__EXERCISE DATA__
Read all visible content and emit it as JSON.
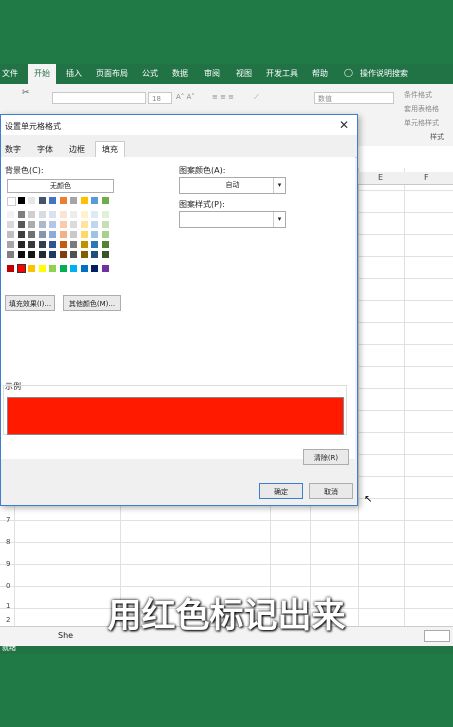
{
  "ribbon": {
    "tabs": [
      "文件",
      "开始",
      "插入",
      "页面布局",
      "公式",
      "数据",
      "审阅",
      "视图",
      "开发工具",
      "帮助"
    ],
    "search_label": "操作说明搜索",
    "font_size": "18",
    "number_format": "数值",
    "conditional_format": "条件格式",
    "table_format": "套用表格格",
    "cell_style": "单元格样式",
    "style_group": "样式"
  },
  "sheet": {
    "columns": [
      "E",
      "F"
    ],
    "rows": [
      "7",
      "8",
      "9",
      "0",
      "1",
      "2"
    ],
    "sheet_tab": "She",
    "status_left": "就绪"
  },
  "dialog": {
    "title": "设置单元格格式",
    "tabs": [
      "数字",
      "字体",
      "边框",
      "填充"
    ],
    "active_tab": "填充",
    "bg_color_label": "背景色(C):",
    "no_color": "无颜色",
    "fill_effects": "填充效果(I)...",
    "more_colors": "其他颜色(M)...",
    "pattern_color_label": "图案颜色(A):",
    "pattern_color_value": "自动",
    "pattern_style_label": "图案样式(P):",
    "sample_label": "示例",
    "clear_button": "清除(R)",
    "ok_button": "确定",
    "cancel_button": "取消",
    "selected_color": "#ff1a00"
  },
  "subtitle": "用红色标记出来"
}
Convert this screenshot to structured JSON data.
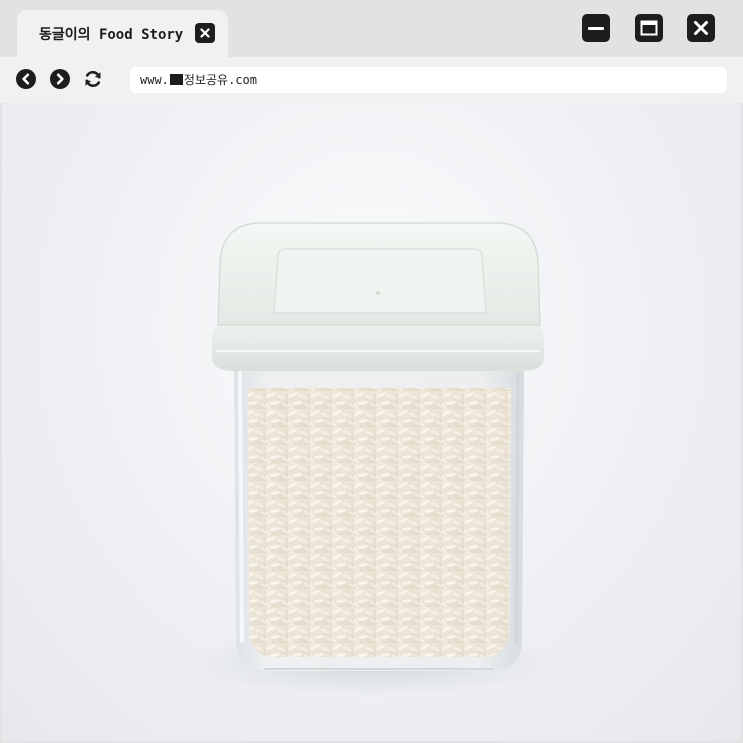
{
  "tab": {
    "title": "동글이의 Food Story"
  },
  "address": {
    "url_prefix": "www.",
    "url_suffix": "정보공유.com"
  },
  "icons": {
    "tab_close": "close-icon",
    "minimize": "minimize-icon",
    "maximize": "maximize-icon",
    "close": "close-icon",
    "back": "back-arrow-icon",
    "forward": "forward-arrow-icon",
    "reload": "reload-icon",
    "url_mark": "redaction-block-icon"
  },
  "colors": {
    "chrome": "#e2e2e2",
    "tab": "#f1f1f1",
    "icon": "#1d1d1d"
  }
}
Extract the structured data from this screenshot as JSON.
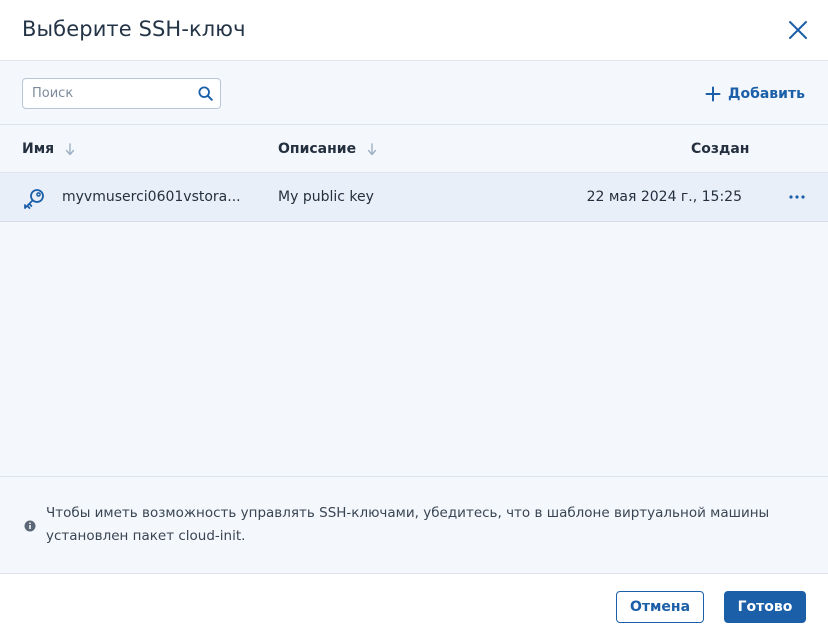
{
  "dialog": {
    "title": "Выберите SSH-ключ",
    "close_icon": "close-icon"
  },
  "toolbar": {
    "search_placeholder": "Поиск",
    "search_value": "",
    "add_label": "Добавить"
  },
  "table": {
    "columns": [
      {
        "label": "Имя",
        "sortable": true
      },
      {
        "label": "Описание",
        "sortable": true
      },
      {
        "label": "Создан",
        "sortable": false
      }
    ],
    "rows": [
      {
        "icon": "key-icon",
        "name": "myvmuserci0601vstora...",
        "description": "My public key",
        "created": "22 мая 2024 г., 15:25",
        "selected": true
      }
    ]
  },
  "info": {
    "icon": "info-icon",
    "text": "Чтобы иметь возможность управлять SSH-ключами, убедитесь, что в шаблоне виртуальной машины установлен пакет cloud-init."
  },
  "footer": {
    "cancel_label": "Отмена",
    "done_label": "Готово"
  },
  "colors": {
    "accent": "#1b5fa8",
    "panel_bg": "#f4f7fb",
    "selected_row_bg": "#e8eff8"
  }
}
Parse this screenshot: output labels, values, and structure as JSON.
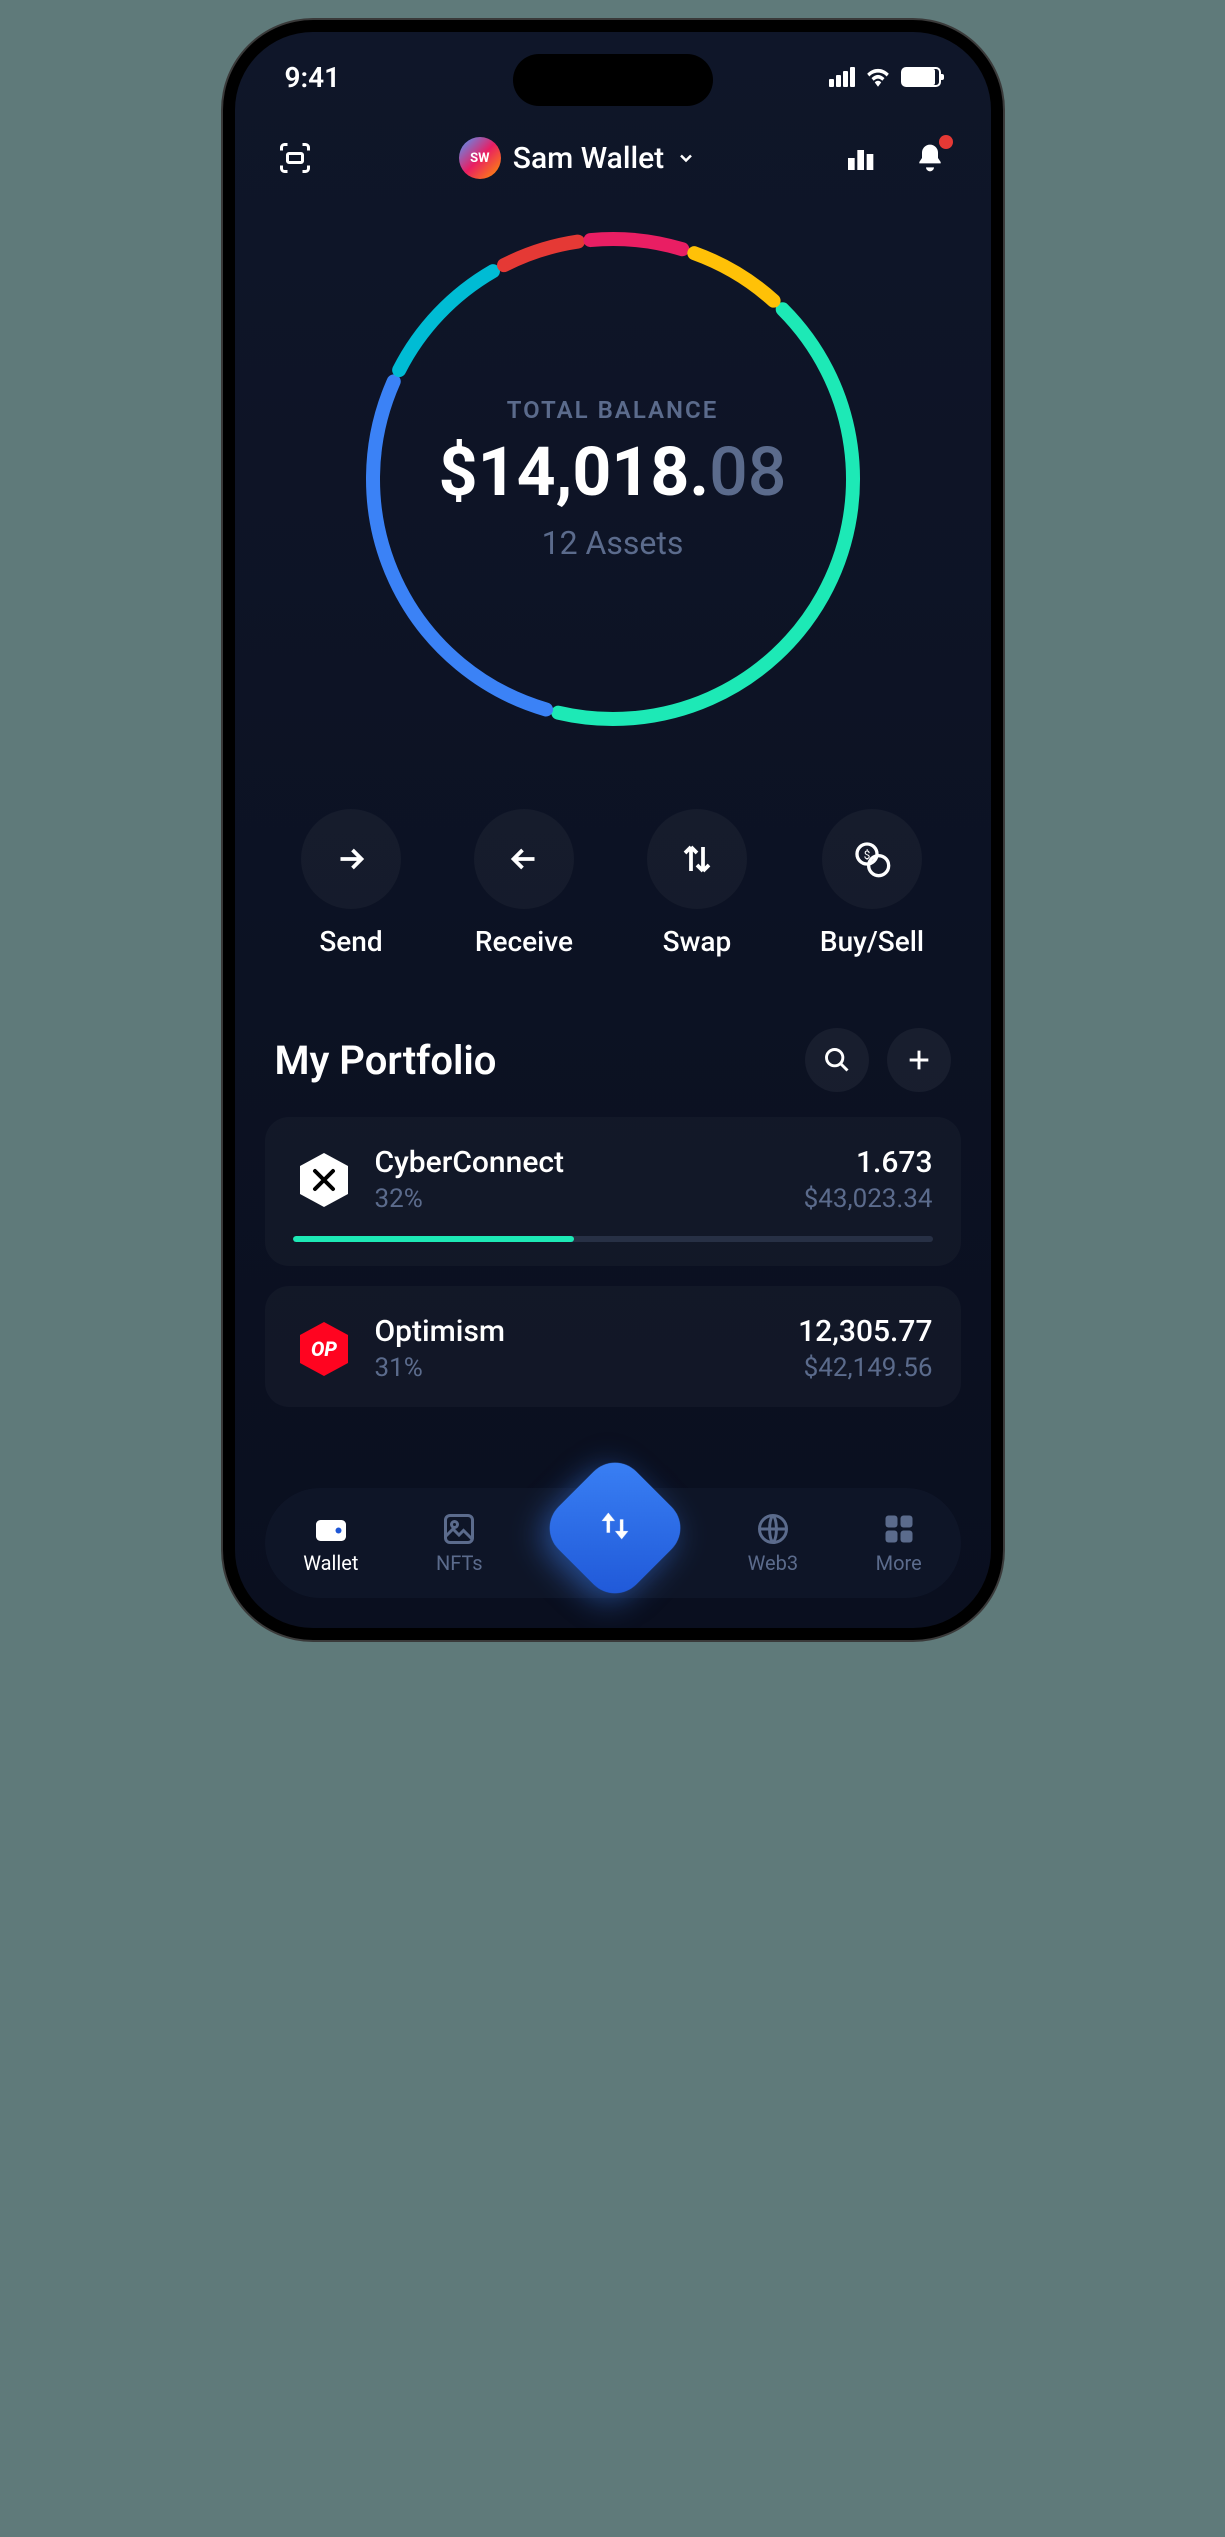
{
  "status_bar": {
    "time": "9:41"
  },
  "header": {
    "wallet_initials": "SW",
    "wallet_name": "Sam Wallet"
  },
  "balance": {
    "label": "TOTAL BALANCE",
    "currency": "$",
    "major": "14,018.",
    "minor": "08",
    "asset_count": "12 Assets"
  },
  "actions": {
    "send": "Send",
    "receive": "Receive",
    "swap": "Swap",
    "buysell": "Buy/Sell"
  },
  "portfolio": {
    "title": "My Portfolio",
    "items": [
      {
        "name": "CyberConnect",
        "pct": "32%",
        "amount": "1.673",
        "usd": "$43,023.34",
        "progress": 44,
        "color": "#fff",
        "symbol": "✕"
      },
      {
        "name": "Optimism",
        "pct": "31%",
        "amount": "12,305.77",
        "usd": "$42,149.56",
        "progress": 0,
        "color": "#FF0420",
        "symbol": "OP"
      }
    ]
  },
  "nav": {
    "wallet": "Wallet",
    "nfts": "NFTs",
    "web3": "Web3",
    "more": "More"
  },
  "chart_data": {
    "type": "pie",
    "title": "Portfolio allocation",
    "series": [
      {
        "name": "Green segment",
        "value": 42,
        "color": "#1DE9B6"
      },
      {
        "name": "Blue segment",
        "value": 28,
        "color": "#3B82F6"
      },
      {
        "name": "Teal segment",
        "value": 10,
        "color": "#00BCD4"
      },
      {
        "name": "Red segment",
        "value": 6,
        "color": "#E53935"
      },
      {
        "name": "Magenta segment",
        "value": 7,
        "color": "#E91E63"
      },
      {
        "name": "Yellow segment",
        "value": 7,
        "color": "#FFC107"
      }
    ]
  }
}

__WRITTEN REQUEST__
Leave out the pictures and copy every record above exactly.

__ANSWER TO THE PROBLEM__
Read all visible content and emit it as JSON.
{
  "ribbon": {
    "tabs": [
      "文件",
      "开始",
      "插入",
      "页面布局",
      "公式",
      "数据",
      "审阅",
      "视图",
      "开发工具",
      "帮助"
    ],
    "search_label": "操作说明搜索",
    "font_size": "18",
    "number_format": "数值",
    "conditional_format": "条件格式",
    "table_format": "套用表格格",
    "cell_style": "单元格样式",
    "style_group": "样式"
  },
  "sheet": {
    "columns": [
      "E",
      "F"
    ],
    "rows": [
      "7",
      "8",
      "9",
      "0",
      "1",
      "2"
    ],
    "sheet_tab": "She",
    "status_left": "就绪"
  },
  "dialog": {
    "title": "设置单元格格式",
    "tabs": [
      "数字",
      "字体",
      "边框",
      "填充"
    ],
    "active_tab": "填充",
    "bg_color_label": "背景色(C):",
    "no_color": "无颜色",
    "fill_effects": "填充效果(I)...",
    "more_colors": "其他颜色(M)...",
    "pattern_color_label": "图案颜色(A):",
    "pattern_color_value": "自动",
    "pattern_style_label": "图案样式(P):",
    "sample_label": "示例",
    "clear_button": "清除(R)",
    "ok_button": "确定",
    "cancel_button": "取消",
    "selected_color": "#ff1a00"
  },
  "subtitle": "用红色标记出来"
}
Convert this screenshot to structured JSON data.
{
  "tab": {
    "title": "동글이의 Food Story"
  },
  "address": {
    "url_prefix": "www.",
    "url_suffix": "정보공유.com"
  },
  "icons": {
    "tab_close": "close-icon",
    "minimize": "minimize-icon",
    "maximize": "maximize-icon",
    "close": "close-icon",
    "back": "back-arrow-icon",
    "forward": "forward-arrow-icon",
    "reload": "reload-icon",
    "url_mark": "redaction-block-icon"
  },
  "colors": {
    "chrome": "#e2e2e2",
    "tab": "#f1f1f1",
    "icon": "#1d1d1d"
  }
}
Extract the structured data from this screenshot as JSON.
{
  "dialog": {
    "title": "Выберите SSH-ключ",
    "close_icon": "close-icon"
  },
  "toolbar": {
    "search_placeholder": "Поиск",
    "search_value": "",
    "add_label": "Добавить"
  },
  "table": {
    "columns": [
      {
        "label": "Имя",
        "sortable": true
      },
      {
        "label": "Описание",
        "sortable": true
      },
      {
        "label": "Создан",
        "sortable": false
      }
    ],
    "rows": [
      {
        "icon": "key-icon",
        "name": "myvmuserci0601vstora...",
        "description": "My public key",
        "created": "22 мая 2024 г., 15:25",
        "selected": true
      }
    ]
  },
  "info": {
    "icon": "info-icon",
    "text": "Чтобы иметь возможность управлять SSH-ключами, убедитесь, что в шаблоне виртуальной машины установлен пакет cloud-init."
  },
  "footer": {
    "cancel_label": "Отмена",
    "done_label": "Готово"
  },
  "colors": {
    "accent": "#1b5fa8",
    "panel_bg": "#f4f7fb",
    "selected_row_bg": "#e8eff8"
  }
}
Parse this screenshot: output labels, values, and structure as JSON.
{
  "status_bar": {
    "time": "9:41"
  },
  "header": {
    "wallet_initials": "SW",
    "wallet_name": "Sam Wallet"
  },
  "balance": {
    "label": "TOTAL BALANCE",
    "currency": "$",
    "major": "14,018.",
    "minor": "08",
    "asset_count": "12 Assets"
  },
  "actions": {
    "send": "Send",
    "receive": "Receive",
    "swap": "Swap",
    "buysell": "Buy/Sell"
  },
  "portfolio": {
    "title": "My Portfolio",
    "items": [
      {
        "name": "CyberConnect",
        "pct": "32%",
        "amount": "1.673",
        "usd": "$43,023.34",
        "progress": 44,
        "color": "#fff",
        "symbol": "✕"
      },
      {
        "name": "Optimism",
        "pct": "31%",
        "amount": "12,305.77",
        "usd": "$42,149.56",
        "progress": 0,
        "color": "#FF0420",
        "symbol": "OP"
      }
    ]
  },
  "nav": {
    "wallet": "Wallet",
    "nfts": "NFTs",
    "web3": "Web3",
    "more": "More"
  },
  "chart_data": {
    "type": "pie",
    "title": "Portfolio allocation",
    "series": [
      {
        "name": "Green segment",
        "value": 42,
        "color": "#1DE9B6"
      },
      {
        "name": "Blue segment",
        "value": 28,
        "color": "#3B82F6"
      },
      {
        "name": "Teal segment",
        "value": 10,
        "color": "#00BCD4"
      },
      {
        "name": "Red segment",
        "value": 6,
        "color": "#E53935"
      },
      {
        "name": "Magenta segment",
        "value": 7,
        "color": "#E91E63"
      },
      {
        "name": "Yellow segment",
        "value": 7,
        "color": "#FFC107"
      }
    ]
  }
}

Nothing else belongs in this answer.